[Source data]
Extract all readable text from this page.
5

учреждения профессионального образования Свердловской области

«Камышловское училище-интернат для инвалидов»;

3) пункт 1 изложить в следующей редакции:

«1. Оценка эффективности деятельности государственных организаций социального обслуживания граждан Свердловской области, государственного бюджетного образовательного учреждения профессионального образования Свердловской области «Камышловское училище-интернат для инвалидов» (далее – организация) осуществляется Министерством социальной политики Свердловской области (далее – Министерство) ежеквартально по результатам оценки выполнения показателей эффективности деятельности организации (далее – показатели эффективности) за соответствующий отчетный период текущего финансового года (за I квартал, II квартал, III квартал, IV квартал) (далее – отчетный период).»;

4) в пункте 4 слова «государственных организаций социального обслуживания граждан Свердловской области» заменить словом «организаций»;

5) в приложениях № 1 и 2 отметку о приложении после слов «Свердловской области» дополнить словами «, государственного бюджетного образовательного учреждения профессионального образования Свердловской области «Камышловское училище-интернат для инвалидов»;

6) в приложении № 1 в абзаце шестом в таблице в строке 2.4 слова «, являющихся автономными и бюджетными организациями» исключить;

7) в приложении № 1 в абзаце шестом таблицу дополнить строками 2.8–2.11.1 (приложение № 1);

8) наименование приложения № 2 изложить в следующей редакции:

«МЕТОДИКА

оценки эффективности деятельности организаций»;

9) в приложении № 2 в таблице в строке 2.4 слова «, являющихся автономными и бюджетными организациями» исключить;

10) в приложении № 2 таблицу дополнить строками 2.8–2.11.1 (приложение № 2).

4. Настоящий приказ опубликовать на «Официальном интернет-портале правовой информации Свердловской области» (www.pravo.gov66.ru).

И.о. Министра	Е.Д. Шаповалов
...
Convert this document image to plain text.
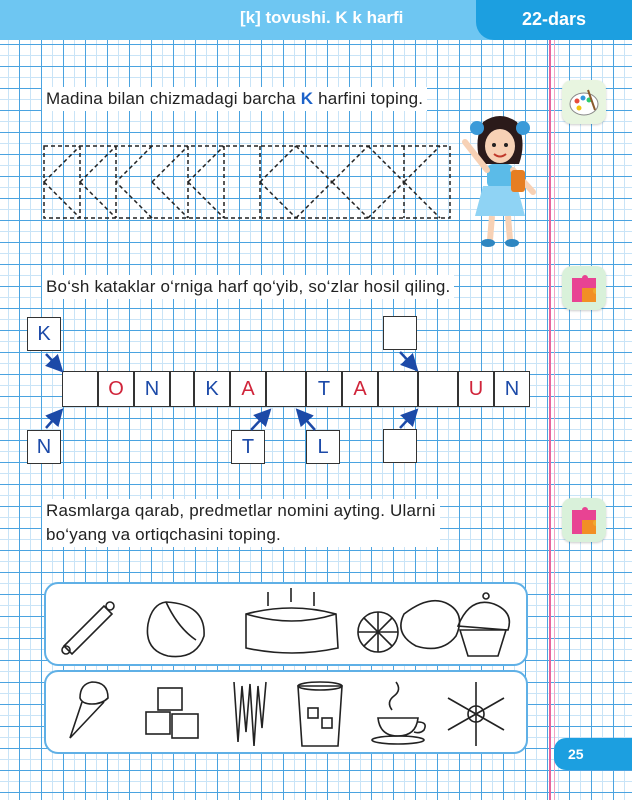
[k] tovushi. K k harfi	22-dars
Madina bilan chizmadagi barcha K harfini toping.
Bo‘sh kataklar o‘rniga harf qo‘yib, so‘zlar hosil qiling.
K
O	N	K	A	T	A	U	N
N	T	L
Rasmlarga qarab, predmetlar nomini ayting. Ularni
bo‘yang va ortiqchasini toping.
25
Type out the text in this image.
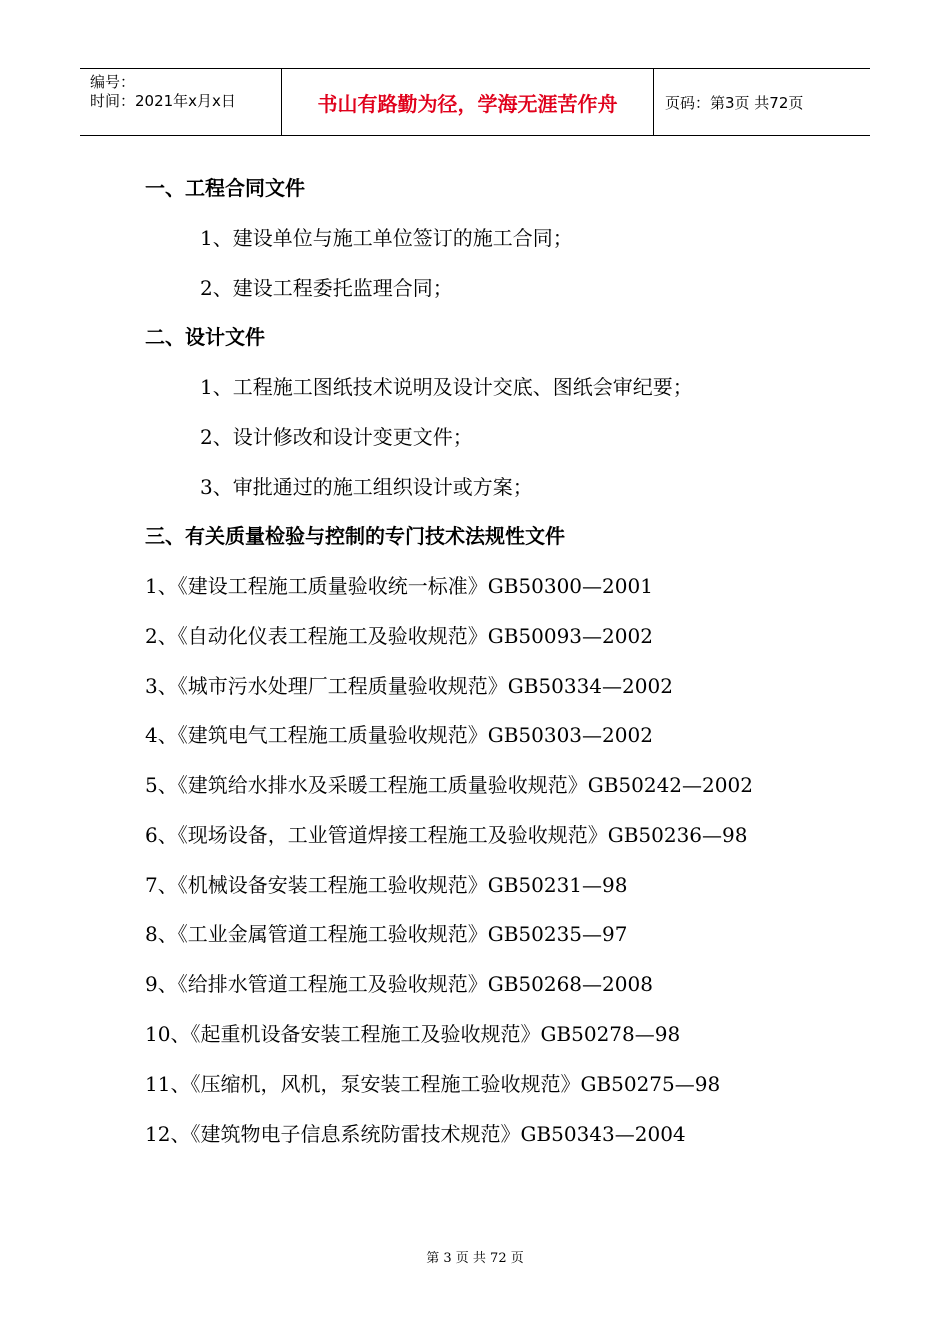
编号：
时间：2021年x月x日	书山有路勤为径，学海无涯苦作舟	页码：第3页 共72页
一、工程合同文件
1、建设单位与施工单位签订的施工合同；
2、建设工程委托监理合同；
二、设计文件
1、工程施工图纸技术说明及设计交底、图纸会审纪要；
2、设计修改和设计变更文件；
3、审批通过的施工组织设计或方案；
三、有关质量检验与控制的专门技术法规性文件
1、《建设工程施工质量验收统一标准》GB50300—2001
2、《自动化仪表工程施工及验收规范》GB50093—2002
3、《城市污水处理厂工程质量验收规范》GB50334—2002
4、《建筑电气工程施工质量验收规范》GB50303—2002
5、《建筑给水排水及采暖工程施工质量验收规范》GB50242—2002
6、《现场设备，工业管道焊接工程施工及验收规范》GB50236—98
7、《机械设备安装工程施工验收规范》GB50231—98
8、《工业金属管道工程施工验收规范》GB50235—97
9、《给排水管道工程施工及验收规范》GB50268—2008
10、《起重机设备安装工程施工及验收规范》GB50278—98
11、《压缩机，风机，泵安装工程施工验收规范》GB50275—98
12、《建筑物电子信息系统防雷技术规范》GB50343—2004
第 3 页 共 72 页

**Problem details:** Show the lines of the data that hold the word "граждан".

**In response:**
«1. Оценка эффективности деятельности государственных организаций социального обслуживания граждан Свердловской области, государственного бюджетного образовательного учреждения профессионального образования Свердловской области «Камышловское училище-интернат для инвалидов» (далее – организация) осуществляется Министерством социальной политики Свердловской области (далее – Министерство) ежеквартально по результатам оценки выполнения показателей эффективности деятельности организации (далее – показатели эффективности) за соответствующий отчетный период текущего финансового года (за I квартал, II квартал, III квартал, IV квартал) (далее – отчетный период).»;
4) в пункте 4 слова «государственных организаций социального обслуживания граждан Свердловской области» заменить словом «организаций»;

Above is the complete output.